## MATERIAL FOR THIS EXERCISE
◇ ◇ ◇ ◇ ◇
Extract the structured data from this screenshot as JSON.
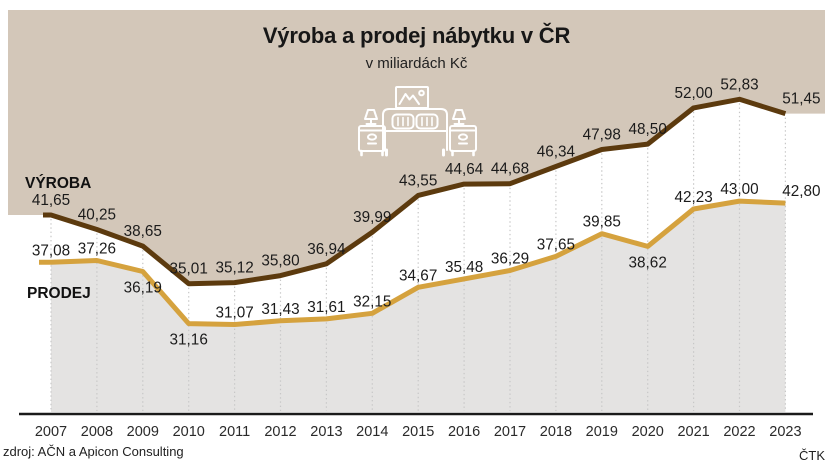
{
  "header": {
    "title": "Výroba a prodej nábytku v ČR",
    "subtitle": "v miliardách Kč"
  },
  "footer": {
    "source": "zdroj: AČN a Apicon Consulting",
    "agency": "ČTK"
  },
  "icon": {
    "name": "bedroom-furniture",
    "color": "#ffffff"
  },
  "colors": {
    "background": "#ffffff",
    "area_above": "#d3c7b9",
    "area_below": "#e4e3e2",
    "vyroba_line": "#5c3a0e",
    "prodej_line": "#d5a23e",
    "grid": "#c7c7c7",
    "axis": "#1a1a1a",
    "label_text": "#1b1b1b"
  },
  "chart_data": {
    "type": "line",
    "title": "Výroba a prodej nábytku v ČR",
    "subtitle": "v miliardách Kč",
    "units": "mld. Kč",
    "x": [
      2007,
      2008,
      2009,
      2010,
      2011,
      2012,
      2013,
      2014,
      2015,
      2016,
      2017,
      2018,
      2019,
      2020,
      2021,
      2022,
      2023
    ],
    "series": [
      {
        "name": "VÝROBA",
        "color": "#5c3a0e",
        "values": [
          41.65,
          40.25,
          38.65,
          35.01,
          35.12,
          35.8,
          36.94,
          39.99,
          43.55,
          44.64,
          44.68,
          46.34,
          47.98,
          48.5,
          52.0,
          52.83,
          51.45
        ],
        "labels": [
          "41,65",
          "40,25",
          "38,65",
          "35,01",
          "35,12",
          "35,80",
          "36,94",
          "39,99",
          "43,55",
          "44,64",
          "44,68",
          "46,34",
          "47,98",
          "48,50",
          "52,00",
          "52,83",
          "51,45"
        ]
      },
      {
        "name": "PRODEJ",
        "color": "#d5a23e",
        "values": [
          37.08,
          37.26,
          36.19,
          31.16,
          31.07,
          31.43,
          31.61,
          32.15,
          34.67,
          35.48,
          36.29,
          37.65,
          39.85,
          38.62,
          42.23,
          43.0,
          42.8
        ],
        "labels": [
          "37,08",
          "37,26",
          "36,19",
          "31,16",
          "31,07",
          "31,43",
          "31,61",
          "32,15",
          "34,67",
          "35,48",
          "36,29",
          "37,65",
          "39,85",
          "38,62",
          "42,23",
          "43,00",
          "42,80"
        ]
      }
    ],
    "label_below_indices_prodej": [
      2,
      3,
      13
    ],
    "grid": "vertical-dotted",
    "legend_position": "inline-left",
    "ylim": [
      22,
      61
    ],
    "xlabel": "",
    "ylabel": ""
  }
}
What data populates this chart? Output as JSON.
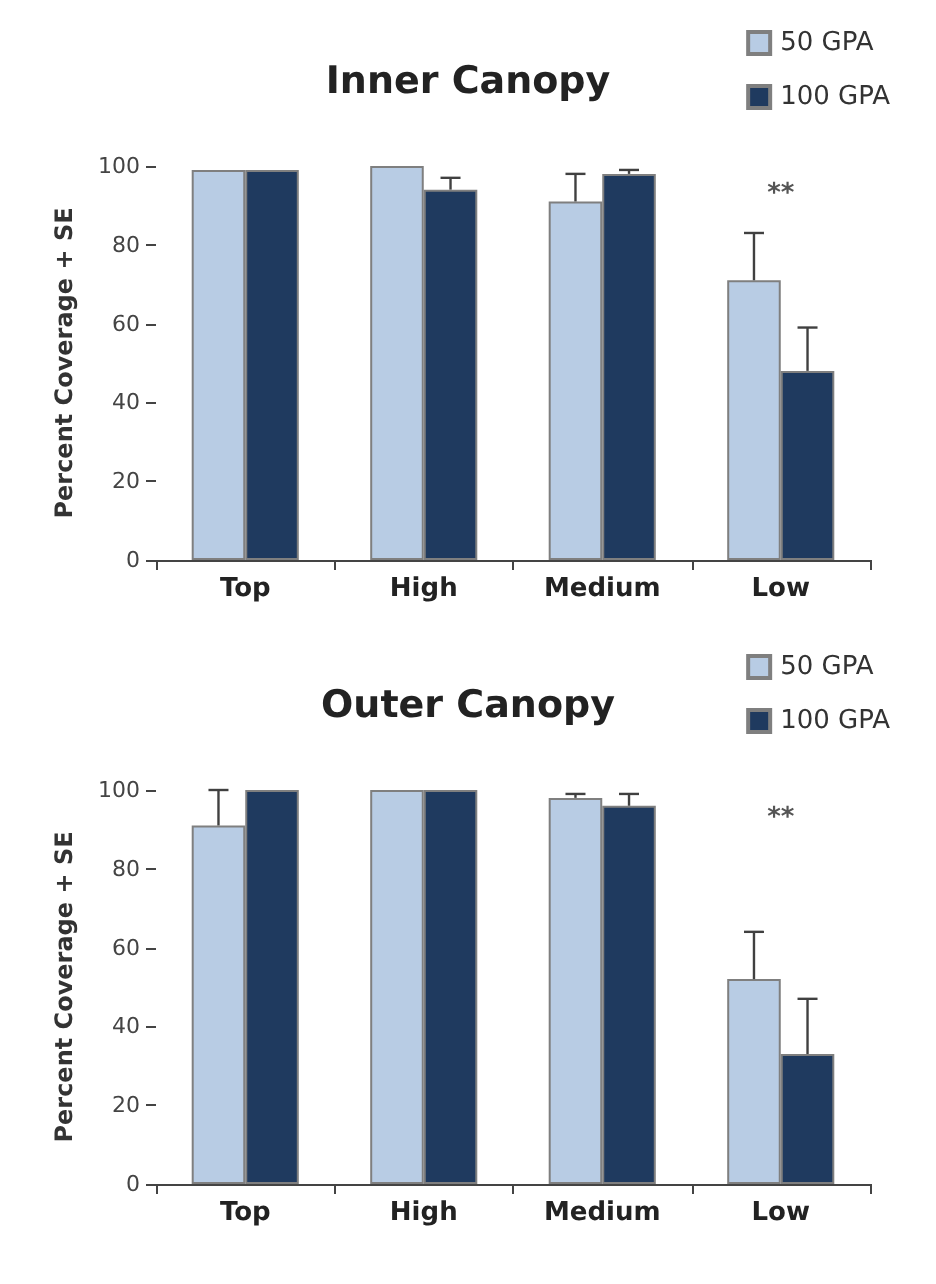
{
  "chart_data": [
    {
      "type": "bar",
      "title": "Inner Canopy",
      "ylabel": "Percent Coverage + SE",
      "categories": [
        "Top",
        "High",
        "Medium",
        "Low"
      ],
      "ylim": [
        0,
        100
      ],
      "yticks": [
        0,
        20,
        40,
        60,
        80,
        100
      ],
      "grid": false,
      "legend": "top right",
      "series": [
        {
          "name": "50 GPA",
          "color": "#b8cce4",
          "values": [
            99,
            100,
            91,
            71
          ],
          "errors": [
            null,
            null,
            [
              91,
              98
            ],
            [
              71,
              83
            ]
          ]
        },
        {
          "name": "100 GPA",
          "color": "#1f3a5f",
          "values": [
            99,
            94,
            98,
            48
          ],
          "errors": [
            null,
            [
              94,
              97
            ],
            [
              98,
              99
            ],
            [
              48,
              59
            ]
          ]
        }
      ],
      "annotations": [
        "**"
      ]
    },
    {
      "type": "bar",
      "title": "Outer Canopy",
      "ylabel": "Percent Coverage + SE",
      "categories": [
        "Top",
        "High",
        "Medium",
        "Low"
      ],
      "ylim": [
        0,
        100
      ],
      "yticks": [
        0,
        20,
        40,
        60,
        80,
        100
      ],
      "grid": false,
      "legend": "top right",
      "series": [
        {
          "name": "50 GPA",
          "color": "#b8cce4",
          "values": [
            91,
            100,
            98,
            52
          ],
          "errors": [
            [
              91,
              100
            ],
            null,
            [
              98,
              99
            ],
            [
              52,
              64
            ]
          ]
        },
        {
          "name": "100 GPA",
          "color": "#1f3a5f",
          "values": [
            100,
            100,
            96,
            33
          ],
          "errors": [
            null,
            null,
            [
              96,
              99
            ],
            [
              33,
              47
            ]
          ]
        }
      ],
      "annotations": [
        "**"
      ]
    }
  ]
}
◇ ◇ ◇ ◇ ◇
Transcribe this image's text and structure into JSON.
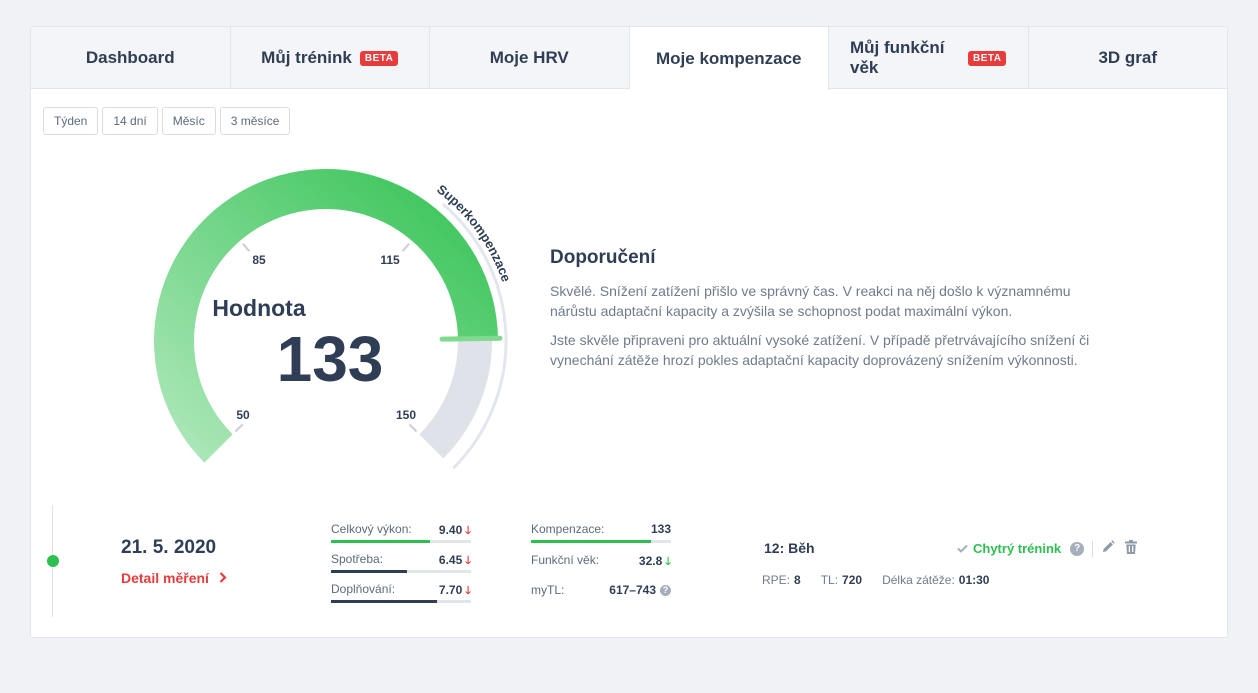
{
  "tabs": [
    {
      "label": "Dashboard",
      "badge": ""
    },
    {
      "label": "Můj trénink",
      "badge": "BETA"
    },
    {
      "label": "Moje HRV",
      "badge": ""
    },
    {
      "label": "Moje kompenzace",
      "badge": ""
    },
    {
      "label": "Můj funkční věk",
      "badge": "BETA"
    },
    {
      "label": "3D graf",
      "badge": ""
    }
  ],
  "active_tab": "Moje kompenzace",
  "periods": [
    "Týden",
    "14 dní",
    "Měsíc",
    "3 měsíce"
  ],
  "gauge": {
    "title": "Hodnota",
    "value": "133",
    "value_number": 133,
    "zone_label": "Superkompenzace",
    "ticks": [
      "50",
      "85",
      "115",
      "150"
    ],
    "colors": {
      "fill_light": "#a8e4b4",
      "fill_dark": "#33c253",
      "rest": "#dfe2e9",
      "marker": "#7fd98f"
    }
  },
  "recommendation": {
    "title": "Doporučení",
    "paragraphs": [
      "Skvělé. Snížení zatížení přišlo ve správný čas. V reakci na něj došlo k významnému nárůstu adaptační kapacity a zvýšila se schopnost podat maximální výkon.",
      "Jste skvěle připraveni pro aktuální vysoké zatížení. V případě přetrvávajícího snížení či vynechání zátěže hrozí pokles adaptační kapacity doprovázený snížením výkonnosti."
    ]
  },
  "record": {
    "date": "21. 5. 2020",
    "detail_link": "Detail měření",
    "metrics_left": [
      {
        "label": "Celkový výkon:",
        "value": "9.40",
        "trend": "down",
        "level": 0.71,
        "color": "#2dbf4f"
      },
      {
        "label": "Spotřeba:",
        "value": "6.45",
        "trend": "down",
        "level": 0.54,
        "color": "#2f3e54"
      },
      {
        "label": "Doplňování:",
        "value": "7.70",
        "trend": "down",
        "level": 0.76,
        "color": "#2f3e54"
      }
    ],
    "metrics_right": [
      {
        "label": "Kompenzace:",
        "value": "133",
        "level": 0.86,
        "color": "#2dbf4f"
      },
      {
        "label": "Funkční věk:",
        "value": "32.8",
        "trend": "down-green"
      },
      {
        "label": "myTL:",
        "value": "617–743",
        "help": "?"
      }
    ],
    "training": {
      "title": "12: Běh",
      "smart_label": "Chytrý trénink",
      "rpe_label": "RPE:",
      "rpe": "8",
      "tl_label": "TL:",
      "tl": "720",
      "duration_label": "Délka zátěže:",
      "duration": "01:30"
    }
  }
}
◇ ◇ ◇ ◇ ◇
## YOUR TASK
Copy every line that includes the string "Canopy" from the material above.

## IN RESPONSE
      "title": "Inner Canopy",
      "title": "Outer Canopy",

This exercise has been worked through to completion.